====== DATASET RECORDS ======

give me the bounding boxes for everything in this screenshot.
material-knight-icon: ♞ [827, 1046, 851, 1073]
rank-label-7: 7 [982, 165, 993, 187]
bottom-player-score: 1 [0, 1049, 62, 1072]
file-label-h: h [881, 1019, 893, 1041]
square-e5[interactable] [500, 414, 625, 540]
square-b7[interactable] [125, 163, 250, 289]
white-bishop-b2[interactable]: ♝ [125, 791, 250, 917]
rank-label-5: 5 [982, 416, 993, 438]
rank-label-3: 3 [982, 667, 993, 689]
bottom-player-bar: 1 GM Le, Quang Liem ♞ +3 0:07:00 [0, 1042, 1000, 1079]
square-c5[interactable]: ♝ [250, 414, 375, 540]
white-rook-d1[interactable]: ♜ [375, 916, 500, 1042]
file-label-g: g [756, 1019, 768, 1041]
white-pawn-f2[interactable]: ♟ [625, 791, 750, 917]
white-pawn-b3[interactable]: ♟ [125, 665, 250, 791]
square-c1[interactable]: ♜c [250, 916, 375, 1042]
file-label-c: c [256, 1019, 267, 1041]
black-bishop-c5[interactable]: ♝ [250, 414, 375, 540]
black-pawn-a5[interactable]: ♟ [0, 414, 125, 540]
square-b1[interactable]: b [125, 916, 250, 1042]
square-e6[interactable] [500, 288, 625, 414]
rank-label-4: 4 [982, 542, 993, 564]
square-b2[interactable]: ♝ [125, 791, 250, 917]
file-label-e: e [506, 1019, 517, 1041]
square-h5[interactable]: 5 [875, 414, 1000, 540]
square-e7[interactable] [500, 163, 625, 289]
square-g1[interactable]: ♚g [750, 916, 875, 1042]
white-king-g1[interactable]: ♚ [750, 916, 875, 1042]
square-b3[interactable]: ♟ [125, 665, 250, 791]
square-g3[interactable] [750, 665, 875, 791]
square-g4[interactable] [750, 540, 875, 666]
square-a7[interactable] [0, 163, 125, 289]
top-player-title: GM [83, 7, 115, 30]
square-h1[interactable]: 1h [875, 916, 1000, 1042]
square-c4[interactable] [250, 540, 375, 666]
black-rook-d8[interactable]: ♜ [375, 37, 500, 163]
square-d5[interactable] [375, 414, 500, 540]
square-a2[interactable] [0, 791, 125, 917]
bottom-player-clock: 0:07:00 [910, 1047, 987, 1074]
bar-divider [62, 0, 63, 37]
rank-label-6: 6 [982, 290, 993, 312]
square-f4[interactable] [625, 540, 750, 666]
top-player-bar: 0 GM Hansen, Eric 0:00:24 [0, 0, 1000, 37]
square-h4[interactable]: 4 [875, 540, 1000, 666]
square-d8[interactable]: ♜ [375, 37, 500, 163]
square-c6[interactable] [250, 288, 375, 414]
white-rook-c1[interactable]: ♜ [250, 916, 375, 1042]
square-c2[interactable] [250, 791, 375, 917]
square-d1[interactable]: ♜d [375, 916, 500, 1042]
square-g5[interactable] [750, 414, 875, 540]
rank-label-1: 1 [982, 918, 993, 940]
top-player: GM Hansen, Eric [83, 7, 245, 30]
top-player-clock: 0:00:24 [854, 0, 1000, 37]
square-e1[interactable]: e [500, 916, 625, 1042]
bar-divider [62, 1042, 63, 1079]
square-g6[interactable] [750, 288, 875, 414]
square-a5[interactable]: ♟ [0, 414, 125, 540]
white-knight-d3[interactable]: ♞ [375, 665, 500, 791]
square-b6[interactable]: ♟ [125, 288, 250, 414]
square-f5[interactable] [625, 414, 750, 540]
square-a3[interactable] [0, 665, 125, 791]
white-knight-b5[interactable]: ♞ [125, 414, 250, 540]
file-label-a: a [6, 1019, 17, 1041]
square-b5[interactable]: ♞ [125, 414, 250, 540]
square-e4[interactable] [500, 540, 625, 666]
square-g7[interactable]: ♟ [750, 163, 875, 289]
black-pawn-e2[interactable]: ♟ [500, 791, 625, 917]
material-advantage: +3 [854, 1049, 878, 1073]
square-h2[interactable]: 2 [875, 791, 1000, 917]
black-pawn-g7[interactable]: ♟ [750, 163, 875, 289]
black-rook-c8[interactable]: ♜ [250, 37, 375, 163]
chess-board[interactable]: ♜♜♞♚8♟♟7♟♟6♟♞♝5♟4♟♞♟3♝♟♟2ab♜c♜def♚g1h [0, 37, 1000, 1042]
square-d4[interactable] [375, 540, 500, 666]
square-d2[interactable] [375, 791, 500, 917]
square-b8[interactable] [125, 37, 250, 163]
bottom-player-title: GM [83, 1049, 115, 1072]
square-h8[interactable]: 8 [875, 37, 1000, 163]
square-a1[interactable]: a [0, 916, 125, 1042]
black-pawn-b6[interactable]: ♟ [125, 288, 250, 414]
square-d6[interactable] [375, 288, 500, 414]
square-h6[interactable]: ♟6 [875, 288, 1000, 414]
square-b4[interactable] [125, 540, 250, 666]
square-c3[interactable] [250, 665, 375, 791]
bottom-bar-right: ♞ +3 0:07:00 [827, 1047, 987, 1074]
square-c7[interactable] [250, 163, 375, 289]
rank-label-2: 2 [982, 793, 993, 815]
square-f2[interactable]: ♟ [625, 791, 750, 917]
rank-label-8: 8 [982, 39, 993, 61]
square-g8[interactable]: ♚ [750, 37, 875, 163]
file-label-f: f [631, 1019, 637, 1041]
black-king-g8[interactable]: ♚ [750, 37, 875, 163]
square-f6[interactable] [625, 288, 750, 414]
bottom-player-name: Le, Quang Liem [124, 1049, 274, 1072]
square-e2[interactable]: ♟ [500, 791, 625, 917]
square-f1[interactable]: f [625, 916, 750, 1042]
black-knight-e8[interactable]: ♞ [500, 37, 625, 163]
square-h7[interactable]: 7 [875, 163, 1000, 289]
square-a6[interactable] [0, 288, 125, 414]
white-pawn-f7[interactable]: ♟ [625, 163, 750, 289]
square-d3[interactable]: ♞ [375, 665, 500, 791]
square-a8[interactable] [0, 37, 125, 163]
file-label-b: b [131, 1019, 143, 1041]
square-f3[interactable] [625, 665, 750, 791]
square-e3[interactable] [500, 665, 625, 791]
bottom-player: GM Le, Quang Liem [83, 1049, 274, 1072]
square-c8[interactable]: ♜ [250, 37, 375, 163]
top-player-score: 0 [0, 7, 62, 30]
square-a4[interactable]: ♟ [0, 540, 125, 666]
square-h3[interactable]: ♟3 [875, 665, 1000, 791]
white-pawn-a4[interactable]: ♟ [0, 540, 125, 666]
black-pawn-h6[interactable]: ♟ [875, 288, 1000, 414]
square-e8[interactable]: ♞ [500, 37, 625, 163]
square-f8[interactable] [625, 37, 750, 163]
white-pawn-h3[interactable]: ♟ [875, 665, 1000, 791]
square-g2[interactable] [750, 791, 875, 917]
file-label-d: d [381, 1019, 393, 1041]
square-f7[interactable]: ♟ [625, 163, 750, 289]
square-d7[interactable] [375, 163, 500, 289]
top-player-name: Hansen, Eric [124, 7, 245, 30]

======

Extract every line from the records above and reproduce each one verbatim, with no character changed.

__PROBLEM SOLUTION__
give me the bounding boxes for everything in this screenshot.
material-knight-icon: ♞ [827, 1046, 851, 1073]
rank-label-7: 7 [982, 165, 993, 187]
bottom-player-score: 1 [0, 1049, 62, 1072]
file-label-h: h [881, 1019, 893, 1041]
square-e5[interactable] [500, 414, 625, 540]
square-b7[interactable] [125, 163, 250, 289]
white-bishop-b2[interactable]: ♝ [125, 791, 250, 917]
rank-label-5: 5 [982, 416, 993, 438]
rank-label-3: 3 [982, 667, 993, 689]
bottom-player-bar: 1 GM Le, Quang Liem ♞ +3 0:07:00 [0, 1042, 1000, 1079]
square-c5[interactable]: ♝ [250, 414, 375, 540]
white-rook-d1[interactable]: ♜ [375, 916, 500, 1042]
file-label-g: g [756, 1019, 768, 1041]
white-pawn-f2[interactable]: ♟ [625, 791, 750, 917]
white-pawn-b3[interactable]: ♟ [125, 665, 250, 791]
square-c1[interactable]: ♜c [250, 916, 375, 1042]
file-label-c: c [256, 1019, 267, 1041]
black-bishop-c5[interactable]: ♝ [250, 414, 375, 540]
black-pawn-a5[interactable]: ♟ [0, 414, 125, 540]
square-b1[interactable]: b [125, 916, 250, 1042]
square-e6[interactable] [500, 288, 625, 414]
rank-label-4: 4 [982, 542, 993, 564]
square-b2[interactable]: ♝ [125, 791, 250, 917]
file-label-e: e [506, 1019, 517, 1041]
square-h5[interactable]: 5 [875, 414, 1000, 540]
square-e7[interactable] [500, 163, 625, 289]
square-g1[interactable]: ♚g [750, 916, 875, 1042]
white-king-g1[interactable]: ♚ [750, 916, 875, 1042]
square-b3[interactable]: ♟ [125, 665, 250, 791]
square-g3[interactable] [750, 665, 875, 791]
square-g4[interactable] [750, 540, 875, 666]
square-a7[interactable] [0, 163, 125, 289]
top-player-title: GM [83, 7, 115, 30]
square-h1[interactable]: 1h [875, 916, 1000, 1042]
square-c4[interactable] [250, 540, 375, 666]
black-rook-d8[interactable]: ♜ [375, 37, 500, 163]
square-d5[interactable] [375, 414, 500, 540]
square-a2[interactable] [0, 791, 125, 917]
bottom-player-clock: 0:07:00 [910, 1047, 987, 1074]
bar-divider [62, 0, 63, 37]
rank-label-6: 6 [982, 290, 993, 312]
square-f4[interactable] [625, 540, 750, 666]
top-player-bar: 0 GM Hansen, Eric 0:00:24 [0, 0, 1000, 37]
square-h4[interactable]: 4 [875, 540, 1000, 666]
square-d8[interactable]: ♜ [375, 37, 500, 163]
square-c6[interactable] [250, 288, 375, 414]
white-rook-c1[interactable]: ♜ [250, 916, 375, 1042]
square-c2[interactable] [250, 791, 375, 917]
square-d1[interactable]: ♜d [375, 916, 500, 1042]
square-g5[interactable] [750, 414, 875, 540]
rank-label-1: 1 [982, 918, 993, 940]
top-player: GM Hansen, Eric [83, 7, 245, 30]
top-player-clock: 0:00:24 [854, 0, 1000, 37]
square-e1[interactable]: e [500, 916, 625, 1042]
bar-divider [62, 1042, 63, 1079]
square-g6[interactable] [750, 288, 875, 414]
square-a5[interactable]: ♟ [0, 414, 125, 540]
white-knight-d3[interactable]: ♞ [375, 665, 500, 791]
square-b6[interactable]: ♟ [125, 288, 250, 414]
square-f5[interactable] [625, 414, 750, 540]
square-a3[interactable] [0, 665, 125, 791]
white-knight-b5[interactable]: ♞ [125, 414, 250, 540]
file-label-a: a [6, 1019, 17, 1041]
square-b5[interactable]: ♞ [125, 414, 250, 540]
square-e4[interactable] [500, 540, 625, 666]
square-g7[interactable]: ♟ [750, 163, 875, 289]
black-pawn-e2[interactable]: ♟ [500, 791, 625, 917]
material-advantage: +3 [854, 1049, 878, 1073]
square-h2[interactable]: 2 [875, 791, 1000, 917]
black-pawn-g7[interactable]: ♟ [750, 163, 875, 289]
black-rook-c8[interactable]: ♜ [250, 37, 375, 163]
chess-board[interactable]: ♜♜♞♚8♟♟7♟♟6♟♞♝5♟4♟♞♟3♝♟♟2ab♜c♜def♚g1h [0, 37, 1000, 1042]
square-d4[interactable] [375, 540, 500, 666]
square-d2[interactable] [375, 791, 500, 917]
square-b8[interactable] [125, 37, 250, 163]
bottom-player-title: GM [83, 1049, 115, 1072]
square-h8[interactable]: 8 [875, 37, 1000, 163]
square-a1[interactable]: a [0, 916, 125, 1042]
black-pawn-b6[interactable]: ♟ [125, 288, 250, 414]
square-d6[interactable] [375, 288, 500, 414]
square-h6[interactable]: ♟6 [875, 288, 1000, 414]
square-b4[interactable] [125, 540, 250, 666]
square-c3[interactable] [250, 665, 375, 791]
bottom-bar-right: ♞ +3 0:07:00 [827, 1047, 987, 1074]
square-c7[interactable] [250, 163, 375, 289]
rank-label-2: 2 [982, 793, 993, 815]
square-f2[interactable]: ♟ [625, 791, 750, 917]
rank-label-8: 8 [982, 39, 993, 61]
square-g8[interactable]: ♚ [750, 37, 875, 163]
file-label-f: f [631, 1019, 637, 1041]
black-king-g8[interactable]: ♚ [750, 37, 875, 163]
square-f6[interactable] [625, 288, 750, 414]
bottom-player-name: Le, Quang Liem [124, 1049, 274, 1072]
square-e2[interactable]: ♟ [500, 791, 625, 917]
square-f1[interactable]: f [625, 916, 750, 1042]
black-knight-e8[interactable]: ♞ [500, 37, 625, 163]
square-h7[interactable]: 7 [875, 163, 1000, 289]
square-a6[interactable] [0, 288, 125, 414]
white-pawn-f7[interactable]: ♟ [625, 163, 750, 289]
square-d3[interactable]: ♞ [375, 665, 500, 791]
square-a8[interactable] [0, 37, 125, 163]
file-label-b: b [131, 1019, 143, 1041]
square-f3[interactable] [625, 665, 750, 791]
square-e3[interactable] [500, 665, 625, 791]
bottom-player: GM Le, Quang Liem [83, 1049, 274, 1072]
square-c8[interactable]: ♜ [250, 37, 375, 163]
top-player-score: 0 [0, 7, 62, 30]
square-a4[interactable]: ♟ [0, 540, 125, 666]
square-h3[interactable]: ♟3 [875, 665, 1000, 791]
white-pawn-a4[interactable]: ♟ [0, 540, 125, 666]
black-pawn-h6[interactable]: ♟ [875, 288, 1000, 414]
square-e8[interactable]: ♞ [500, 37, 625, 163]
square-f8[interactable] [625, 37, 750, 163]
white-pawn-h3[interactable]: ♟ [875, 665, 1000, 791]
square-g2[interactable] [750, 791, 875, 917]
file-label-d: d [381, 1019, 393, 1041]
square-f7[interactable]: ♟ [625, 163, 750, 289]
square-d7[interactable] [375, 163, 500, 289]
top-player-name: Hansen, Eric [124, 7, 245, 30]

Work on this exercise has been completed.